__STATED GOAL__. Only the lines from the one containing "Read out every word on this page." through the final line of the material below should be output, exactly as they stand.
— BEGIN —
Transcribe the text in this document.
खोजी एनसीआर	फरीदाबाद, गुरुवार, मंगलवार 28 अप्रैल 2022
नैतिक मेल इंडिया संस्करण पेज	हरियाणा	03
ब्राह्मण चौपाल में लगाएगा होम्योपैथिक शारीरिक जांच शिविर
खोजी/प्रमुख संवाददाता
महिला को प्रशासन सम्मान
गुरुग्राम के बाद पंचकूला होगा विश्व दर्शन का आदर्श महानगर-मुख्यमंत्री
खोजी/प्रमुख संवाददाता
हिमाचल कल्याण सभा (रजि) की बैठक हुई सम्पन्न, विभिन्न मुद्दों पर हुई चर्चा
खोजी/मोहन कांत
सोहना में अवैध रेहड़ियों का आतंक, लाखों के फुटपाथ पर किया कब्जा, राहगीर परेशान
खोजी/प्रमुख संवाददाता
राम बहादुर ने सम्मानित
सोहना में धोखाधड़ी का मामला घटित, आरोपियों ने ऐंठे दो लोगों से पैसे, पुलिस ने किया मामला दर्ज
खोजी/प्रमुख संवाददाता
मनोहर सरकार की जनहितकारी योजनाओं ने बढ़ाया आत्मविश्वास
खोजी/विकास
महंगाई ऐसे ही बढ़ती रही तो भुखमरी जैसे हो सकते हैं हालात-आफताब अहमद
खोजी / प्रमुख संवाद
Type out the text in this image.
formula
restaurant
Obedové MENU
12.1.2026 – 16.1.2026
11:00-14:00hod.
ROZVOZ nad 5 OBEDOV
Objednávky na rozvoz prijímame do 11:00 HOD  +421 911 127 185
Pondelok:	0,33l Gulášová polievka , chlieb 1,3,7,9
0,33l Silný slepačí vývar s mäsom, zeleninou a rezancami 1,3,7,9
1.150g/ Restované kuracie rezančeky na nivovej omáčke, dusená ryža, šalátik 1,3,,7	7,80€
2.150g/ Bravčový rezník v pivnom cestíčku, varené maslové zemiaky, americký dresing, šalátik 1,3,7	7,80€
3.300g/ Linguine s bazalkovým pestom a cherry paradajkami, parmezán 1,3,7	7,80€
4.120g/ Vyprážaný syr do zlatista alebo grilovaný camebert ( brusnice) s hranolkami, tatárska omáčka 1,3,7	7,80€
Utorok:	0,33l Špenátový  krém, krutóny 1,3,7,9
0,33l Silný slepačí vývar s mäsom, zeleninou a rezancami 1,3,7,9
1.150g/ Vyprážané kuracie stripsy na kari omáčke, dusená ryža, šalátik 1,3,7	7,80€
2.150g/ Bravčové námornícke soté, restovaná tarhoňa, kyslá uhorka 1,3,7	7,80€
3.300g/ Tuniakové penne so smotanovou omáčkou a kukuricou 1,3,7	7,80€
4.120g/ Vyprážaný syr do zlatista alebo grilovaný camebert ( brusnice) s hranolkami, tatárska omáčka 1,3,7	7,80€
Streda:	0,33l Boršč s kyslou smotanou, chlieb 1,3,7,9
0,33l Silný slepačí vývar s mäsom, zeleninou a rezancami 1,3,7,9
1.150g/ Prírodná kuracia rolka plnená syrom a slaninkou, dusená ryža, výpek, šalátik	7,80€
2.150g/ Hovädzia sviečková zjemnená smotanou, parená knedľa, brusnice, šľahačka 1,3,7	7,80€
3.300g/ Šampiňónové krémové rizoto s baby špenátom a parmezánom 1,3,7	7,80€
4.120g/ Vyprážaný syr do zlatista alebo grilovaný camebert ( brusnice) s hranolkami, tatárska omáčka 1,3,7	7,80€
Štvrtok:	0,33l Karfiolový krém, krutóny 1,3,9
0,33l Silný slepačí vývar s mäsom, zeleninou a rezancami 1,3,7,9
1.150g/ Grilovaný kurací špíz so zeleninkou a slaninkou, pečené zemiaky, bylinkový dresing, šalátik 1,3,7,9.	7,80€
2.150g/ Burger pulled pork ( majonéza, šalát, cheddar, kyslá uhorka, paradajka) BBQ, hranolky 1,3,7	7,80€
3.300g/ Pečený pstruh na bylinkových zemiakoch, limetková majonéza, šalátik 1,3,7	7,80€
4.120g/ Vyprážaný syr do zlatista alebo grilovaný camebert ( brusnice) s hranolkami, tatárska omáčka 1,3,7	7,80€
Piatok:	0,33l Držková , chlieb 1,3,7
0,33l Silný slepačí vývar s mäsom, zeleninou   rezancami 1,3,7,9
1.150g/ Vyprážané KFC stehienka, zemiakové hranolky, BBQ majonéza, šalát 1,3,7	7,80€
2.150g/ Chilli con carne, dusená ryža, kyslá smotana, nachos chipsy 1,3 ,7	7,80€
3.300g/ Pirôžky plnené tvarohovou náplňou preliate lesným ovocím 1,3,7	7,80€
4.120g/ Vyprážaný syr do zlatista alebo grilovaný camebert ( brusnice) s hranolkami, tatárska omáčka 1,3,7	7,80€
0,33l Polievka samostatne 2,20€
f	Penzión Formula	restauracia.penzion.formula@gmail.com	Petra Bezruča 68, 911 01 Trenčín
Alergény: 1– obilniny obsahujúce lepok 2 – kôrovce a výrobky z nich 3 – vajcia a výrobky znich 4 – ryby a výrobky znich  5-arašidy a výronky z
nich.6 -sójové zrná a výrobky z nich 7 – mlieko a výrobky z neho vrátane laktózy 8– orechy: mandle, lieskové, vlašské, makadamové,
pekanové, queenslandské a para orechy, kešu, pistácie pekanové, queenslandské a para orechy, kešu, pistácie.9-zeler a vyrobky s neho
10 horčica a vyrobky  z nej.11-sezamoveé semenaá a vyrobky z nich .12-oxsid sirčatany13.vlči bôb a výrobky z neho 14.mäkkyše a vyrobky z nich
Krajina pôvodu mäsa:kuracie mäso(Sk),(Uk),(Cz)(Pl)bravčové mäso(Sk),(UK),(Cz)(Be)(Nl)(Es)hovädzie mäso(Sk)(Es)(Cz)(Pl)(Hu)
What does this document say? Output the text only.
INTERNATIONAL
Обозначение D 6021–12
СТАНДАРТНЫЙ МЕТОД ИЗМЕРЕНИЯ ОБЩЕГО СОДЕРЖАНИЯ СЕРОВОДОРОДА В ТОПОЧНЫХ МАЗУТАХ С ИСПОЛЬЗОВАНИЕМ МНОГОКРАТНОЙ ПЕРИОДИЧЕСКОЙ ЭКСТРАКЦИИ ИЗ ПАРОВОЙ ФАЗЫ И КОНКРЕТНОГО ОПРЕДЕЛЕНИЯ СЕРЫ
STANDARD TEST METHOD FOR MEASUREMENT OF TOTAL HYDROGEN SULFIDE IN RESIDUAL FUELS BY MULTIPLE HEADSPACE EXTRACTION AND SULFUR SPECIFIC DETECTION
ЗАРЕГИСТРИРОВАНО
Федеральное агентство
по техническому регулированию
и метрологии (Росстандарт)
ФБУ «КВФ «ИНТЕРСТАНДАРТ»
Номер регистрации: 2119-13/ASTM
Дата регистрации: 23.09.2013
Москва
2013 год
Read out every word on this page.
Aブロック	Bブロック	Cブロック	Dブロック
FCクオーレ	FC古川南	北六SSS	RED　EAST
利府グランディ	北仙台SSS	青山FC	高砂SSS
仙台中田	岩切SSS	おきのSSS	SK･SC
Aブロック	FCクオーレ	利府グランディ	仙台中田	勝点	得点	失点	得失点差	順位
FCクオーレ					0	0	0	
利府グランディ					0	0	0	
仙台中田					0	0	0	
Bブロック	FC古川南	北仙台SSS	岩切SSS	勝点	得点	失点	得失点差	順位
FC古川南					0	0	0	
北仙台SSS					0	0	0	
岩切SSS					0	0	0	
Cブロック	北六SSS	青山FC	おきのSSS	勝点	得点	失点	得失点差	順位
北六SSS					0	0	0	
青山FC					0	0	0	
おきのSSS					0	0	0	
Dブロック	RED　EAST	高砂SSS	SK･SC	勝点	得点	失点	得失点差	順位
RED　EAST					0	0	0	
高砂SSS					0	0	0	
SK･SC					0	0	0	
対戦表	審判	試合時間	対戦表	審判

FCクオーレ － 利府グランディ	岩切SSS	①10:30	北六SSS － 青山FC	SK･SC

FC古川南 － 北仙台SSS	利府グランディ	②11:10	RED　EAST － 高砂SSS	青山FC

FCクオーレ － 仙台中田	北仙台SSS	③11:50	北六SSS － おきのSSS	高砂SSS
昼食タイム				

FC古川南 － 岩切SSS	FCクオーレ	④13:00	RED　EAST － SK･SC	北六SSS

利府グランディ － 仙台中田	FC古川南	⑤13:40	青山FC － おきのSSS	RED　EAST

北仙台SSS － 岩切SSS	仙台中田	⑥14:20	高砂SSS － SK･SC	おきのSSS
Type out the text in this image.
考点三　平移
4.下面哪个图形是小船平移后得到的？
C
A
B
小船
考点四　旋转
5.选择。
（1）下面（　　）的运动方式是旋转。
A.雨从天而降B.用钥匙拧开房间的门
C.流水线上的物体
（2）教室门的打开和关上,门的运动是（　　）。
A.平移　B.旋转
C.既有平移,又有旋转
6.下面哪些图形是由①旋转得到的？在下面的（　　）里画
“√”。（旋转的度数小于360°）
— END —
__REPLY TO THE TASK__.
Read out every word on this page.
Aブロック	Bブロック	Cブロック	Dブロック
FCクオーレ	FC古川南	北六SSS	RED　EAST
利府グランディ	北仙台SSS	青山FC	高砂SSS
仙台中田	岩切SSS	おきのSSS	SK･SC
Aブロック	FCクオーレ	利府グランディ	仙台中田	勝点	得点	失点	得失点差	順位
FCクオーレ					0	0	0	
利府グランディ					0	0	0	
仙台中田					0	0	0	
Bブロック	FC古川南	北仙台SSS	岩切SSS	勝点	得点	失点	得失点差	順位
FC古川南					0	0	0	
北仙台SSS					0	0	0	
岩切SSS					0	0	0	
Cブロック	北六SSS	青山FC	おきのSSS	勝点	得点	失点	得失点差	順位
北六SSS					0	0	0	
青山FC					0	0	0	
おきのSSS					0	0	0	
Dブロック	RED　EAST	高砂SSS	SK･SC	勝点	得点	失点	得失点差	順位
RED　EAST					0	0	0	
高砂SSS					0	0	0	
SK･SC					0	0	0	
対戦表	審判	試合時間	対戦表	審判

FCクオーレ － 利府グランディ	岩切SSS	①10:30	北六SSS － 青山FC	SK･SC

FC古川南 － 北仙台SSS	利府グランディ	②11:10	RED　EAST － 高砂SSS	青山FC

FCクオーレ － 仙台中田	北仙台SSS	③11:50	北六SSS － おきのSSS	高砂SSS
昼食タイム				

FC古川南 － 岩切SSS	FCクオーレ	④13:00	RED　EAST － SK･SC	北六SSS

利府グランディ － 仙台中田	FC古川南	⑤13:40	青山FC － おきのSSS	RED　EAST

北仙台SSS － 岩切SSS	仙台中田	⑥14:20	高砂SSS － SK･SC	おきのSSS
Type out the text in this image.
考点三　平移
4.下面哪个图形是小船平移后得到的？
C
A
B
小船
考点四　旋转
5.选择。
（1）下面（　　）的运动方式是旋转。
A.雨从天而降B.用钥匙拧开房间的门
C.流水线上的物体
（2）教室门的打开和关上,门的运动是（　　）。
A.平移　B.旋转
C.既有平移,又有旋转
6.下面哪些图形是由①旋转得到的？在下面的（　　）里画
“√”。（旋转的度数小于360°）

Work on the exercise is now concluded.